### What is required
Please print the full listing exactly.

### Exercise inputs
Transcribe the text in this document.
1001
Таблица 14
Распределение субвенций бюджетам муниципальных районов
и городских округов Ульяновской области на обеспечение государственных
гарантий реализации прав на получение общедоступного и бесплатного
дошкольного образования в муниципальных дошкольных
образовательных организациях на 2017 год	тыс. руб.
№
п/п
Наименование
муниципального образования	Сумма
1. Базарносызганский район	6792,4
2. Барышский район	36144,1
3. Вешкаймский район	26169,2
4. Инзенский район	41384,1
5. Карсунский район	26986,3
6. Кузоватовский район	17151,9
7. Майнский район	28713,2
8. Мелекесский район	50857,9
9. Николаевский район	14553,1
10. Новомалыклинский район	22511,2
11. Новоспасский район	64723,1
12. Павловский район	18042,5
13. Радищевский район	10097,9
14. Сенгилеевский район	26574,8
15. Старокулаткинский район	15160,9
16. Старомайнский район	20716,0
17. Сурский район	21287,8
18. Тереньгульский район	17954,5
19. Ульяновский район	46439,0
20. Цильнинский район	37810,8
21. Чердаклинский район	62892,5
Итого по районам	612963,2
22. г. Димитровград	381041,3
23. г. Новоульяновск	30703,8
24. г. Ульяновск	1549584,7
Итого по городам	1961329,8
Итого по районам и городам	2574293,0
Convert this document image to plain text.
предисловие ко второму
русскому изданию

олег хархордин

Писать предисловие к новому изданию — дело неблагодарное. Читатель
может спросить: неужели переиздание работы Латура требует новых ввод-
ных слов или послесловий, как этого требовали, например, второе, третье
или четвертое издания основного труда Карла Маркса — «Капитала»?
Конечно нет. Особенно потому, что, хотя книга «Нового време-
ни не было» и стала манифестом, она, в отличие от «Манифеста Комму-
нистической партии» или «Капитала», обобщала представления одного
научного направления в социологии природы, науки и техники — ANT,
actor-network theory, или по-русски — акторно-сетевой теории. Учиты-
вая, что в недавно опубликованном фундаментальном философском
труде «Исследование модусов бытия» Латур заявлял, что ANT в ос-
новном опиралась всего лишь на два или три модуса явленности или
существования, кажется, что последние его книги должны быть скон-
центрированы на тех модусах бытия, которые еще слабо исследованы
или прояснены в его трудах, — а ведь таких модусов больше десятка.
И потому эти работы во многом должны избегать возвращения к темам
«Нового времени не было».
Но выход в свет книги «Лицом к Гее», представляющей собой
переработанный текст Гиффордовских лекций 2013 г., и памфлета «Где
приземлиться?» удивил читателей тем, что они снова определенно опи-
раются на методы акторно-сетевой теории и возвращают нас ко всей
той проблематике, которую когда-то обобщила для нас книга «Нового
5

### Finished exercise
Transcribe the text in this document.
1001
Таблица 14
Распределение субвенций бюджетам муниципальных районов
и городских округов Ульяновской области на обеспечение государственных
гарантий реализации прав на получение общедоступного и бесплатного
дошкольного образования в муниципальных дошкольных
образовательных организациях на 2017 год	тыс. руб.
№
п/п
Наименование
муниципального образования	Сумма
1. Базарносызганский район	6792,4
2. Барышский район	36144,1
3. Вешкаймский район	26169,2
4. Инзенский район	41384,1
5. Карсунский район	26986,3
6. Кузоватовский район	17151,9
7. Майнский район	28713,2
8. Мелекесский район	50857,9
9. Николаевский район	14553,1
10. Новомалыклинский район	22511,2
11. Новоспасский район	64723,1
12. Павловский район	18042,5
13. Радищевский район	10097,9
14. Сенгилеевский район	26574,8
15. Старокулаткинский район	15160,9
16. Старомайнский район	20716,0
17. Сурский район	21287,8
18. Тереньгульский район	17954,5
19. Ульяновский район	46439,0
20. Цильнинский район	37810,8
21. Чердаклинский район	62892,5
Итого по районам	612963,2
22. г. Димитровград	381041,3
23. г. Новоульяновск	30703,8
24. г. Ульяновск	1549584,7
Итого по городам	1961329,8
Итого по районам и городам	2574293,0
Convert this document image to plain text.
предисловие ко второму
русскому изданию

олег хархордин

Писать предисловие к новому изданию — дело неблагодарное. Читатель
может спросить: неужели переиздание работы Латура требует новых ввод-
ных слов или послесловий, как этого требовали, например, второе, третье
или четвертое издания основного труда Карла Маркса — «Капитала»?
Конечно нет. Особенно потому, что, хотя книга «Нового време-
ни не было» и стала манифестом, она, в отличие от «Манифеста Комму-
нистической партии» или «Капитала», обобщала представления одного
научного направления в социологии природы, науки и техники — ANT,
actor-network theory, или по-русски — акторно-сетевой теории. Учиты-
вая, что в недавно опубликованном фундаментальном философском
труде «Исследование модусов бытия» Латур заявлял, что ANT в ос-
новном опиралась всего лишь на два или три модуса явленности или
существования, кажется, что последние его книги должны быть скон-
центрированы на тех модусах бытия, которые еще слабо исследованы
или прояснены в его трудах, — а ведь таких модусов больше десятка.
И потому эти работы во многом должны избегать возвращения к темам
«Нового времени не было».
Но выход в свет книги «Лицом к Гее», представляющей собой
переработанный текст Гиффордовских лекций 2013 г., и памфлета «Где
приземлиться?» удивил читателей тем, что они снова определенно опи-
раются на методы акторно-сетевой теории и возвращают нас ко всей
той проблематике, которую когда-то обобщила для нас книга «Нового
5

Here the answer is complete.